- _Task goal_
Could you write out every entry exactly as it stands?

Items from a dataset
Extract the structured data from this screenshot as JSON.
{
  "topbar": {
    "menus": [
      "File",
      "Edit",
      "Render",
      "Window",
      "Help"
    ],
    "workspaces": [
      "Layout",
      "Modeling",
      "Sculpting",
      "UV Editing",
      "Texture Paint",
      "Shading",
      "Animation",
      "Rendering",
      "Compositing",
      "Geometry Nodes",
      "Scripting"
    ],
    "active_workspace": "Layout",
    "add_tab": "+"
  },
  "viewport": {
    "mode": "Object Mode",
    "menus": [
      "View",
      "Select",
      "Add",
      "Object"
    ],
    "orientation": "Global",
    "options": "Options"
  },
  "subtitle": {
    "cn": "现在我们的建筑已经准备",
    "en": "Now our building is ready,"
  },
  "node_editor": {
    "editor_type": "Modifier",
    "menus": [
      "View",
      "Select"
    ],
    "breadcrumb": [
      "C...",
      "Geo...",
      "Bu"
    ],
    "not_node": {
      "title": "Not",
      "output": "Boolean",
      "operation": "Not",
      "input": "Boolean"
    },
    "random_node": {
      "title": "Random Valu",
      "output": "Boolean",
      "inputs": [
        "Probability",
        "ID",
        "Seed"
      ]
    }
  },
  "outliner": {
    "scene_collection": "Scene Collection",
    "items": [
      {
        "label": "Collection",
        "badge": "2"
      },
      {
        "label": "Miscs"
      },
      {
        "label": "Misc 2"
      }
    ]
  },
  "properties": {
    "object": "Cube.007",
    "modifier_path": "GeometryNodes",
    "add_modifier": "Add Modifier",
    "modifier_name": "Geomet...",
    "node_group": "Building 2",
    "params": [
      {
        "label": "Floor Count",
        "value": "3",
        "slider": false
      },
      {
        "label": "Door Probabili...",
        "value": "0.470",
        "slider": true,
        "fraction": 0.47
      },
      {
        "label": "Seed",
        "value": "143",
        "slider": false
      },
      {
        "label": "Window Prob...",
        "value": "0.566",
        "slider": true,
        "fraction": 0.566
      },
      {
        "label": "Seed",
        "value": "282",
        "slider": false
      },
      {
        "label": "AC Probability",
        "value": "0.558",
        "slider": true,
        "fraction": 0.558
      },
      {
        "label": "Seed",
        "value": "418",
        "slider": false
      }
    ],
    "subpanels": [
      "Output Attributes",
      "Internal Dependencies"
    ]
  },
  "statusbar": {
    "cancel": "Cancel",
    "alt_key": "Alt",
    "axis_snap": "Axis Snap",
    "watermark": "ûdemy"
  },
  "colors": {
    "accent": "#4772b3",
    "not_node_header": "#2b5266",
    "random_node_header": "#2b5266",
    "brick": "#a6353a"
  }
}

- _Written answer_
Extract the structured data from this screenshot as JSON.
{
  "topbar": {
    "menus": [
      "File",
      "Edit",
      "Render",
      "Window",
      "Help"
    ],
    "workspaces": [
      "Layout",
      "Modeling",
      "Sculpting",
      "UV Editing",
      "Texture Paint",
      "Shading",
      "Animation",
      "Rendering",
      "Compositing",
      "Geometry Nodes",
      "Scripting"
    ],
    "active_workspace": "Layout",
    "add_tab": "+"
  },
  "viewport": {
    "mode": "Object Mode",
    "menus": [
      "View",
      "Select",
      "Add",
      "Object"
    ],
    "orientation": "Global",
    "options": "Options"
  },
  "subtitle": {
    "cn": "现在我们的建筑已经准备",
    "en": "Now our building is ready,"
  },
  "node_editor": {
    "editor_type": "Modifier",
    "menus": [
      "View",
      "Select"
    ],
    "breadcrumb": [
      "C...",
      "Geo...",
      "Bu"
    ],
    "not_node": {
      "title": "Not",
      "output": "Boolean",
      "operation": "Not",
      "input": "Boolean"
    },
    "random_node": {
      "title": "Random Valu",
      "output": "Boolean",
      "inputs": [
        "Probability",
        "ID",
        "Seed"
      ]
    }
  },
  "outliner": {
    "scene_collection": "Scene Collection",
    "items": [
      {
        "label": "Collection",
        "badge": "2"
      },
      {
        "label": "Miscs"
      },
      {
        "label": "Misc 2"
      }
    ]
  },
  "properties": {
    "object": "Cube.007",
    "modifier_path": "GeometryNodes",
    "add_modifier": "Add Modifier",
    "modifier_name": "Geomet...",
    "node_group": "Building 2",
    "params": [
      {
        "label": "Floor Count",
        "value": "3",
        "slider": false
      },
      {
        "label": "Door Probabili...",
        "value": "0.470",
        "slider": true,
        "fraction": 0.47
      },
      {
        "label": "Seed",
        "value": "143",
        "slider": false
      },
      {
        "label": "Window Prob...",
        "value": "0.566",
        "slider": true,
        "fraction": 0.566
      },
      {
        "label": "Seed",
        "value": "282",
        "slider": false
      },
      {
        "label": "AC Probability",
        "value": "0.558",
        "slider": true,
        "fraction": 0.558
      },
      {
        "label": "Seed",
        "value": "418",
        "slider": false
      }
    ],
    "subpanels": [
      "Output Attributes",
      "Internal Dependencies"
    ]
  },
  "statusbar": {
    "cancel": "Cancel",
    "alt_key": "Alt",
    "axis_snap": "Axis Snap",
    "watermark": "ûdemy"
  },
  "colors": {
    "accent": "#4772b3",
    "not_node_header": "#2b5266",
    "random_node_header": "#2b5266",
    "brick": "#a6353a"
  }
}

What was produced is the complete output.